◆ EXERCISE
Copy every line of the data exactly, leaving nothing out.

(Chart and figure data)

↓↓↓

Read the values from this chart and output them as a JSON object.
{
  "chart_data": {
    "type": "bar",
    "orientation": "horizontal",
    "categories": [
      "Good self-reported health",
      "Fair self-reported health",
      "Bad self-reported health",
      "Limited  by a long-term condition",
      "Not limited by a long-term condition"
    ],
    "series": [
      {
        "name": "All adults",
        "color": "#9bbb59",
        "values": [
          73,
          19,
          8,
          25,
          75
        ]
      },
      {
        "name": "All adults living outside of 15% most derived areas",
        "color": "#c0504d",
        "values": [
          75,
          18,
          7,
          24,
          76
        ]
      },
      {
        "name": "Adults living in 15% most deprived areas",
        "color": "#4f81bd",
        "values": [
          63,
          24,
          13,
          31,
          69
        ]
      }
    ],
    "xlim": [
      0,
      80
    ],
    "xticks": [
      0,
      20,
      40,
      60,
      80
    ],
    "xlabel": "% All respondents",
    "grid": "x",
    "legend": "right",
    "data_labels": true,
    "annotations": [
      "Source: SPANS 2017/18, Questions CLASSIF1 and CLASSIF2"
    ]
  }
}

↑↑↑

◆ COMPLETE RESPONSE
Read the values from this chart and output them as a JSON object.
{
  "chart_data": {
    "type": "bar",
    "orientation": "horizontal",
    "categories": [
      "Good self-reported health",
      "Fair self-reported health",
      "Bad self-reported health",
      "Limited  by a long-term condition",
      "Not limited by a long-term condition"
    ],
    "series": [
      {
        "name": "All adults",
        "color": "#9bbb59",
        "values": [
          73,
          19,
          8,
          25,
          75
        ]
      },
      {
        "name": "All adults living outside of 15% most derived areas",
        "color": "#c0504d",
        "values": [
          75,
          18,
          7,
          24,
          76
        ]
      },
      {
        "name": "Adults living in 15% most deprived areas",
        "color": "#4f81bd",
        "values": [
          63,
          24,
          13,
          31,
          69
        ]
      }
    ],
    "xlim": [
      0,
      80
    ],
    "xticks": [
      0,
      20,
      40,
      60,
      80
    ],
    "xlabel": "% All respondents",
    "grid": "x",
    "legend": "right",
    "data_labels": true,
    "annotations": [
      "Source: SPANS 2017/18, Questions CLASSIF1 and CLASSIF2"
    ]
  }
}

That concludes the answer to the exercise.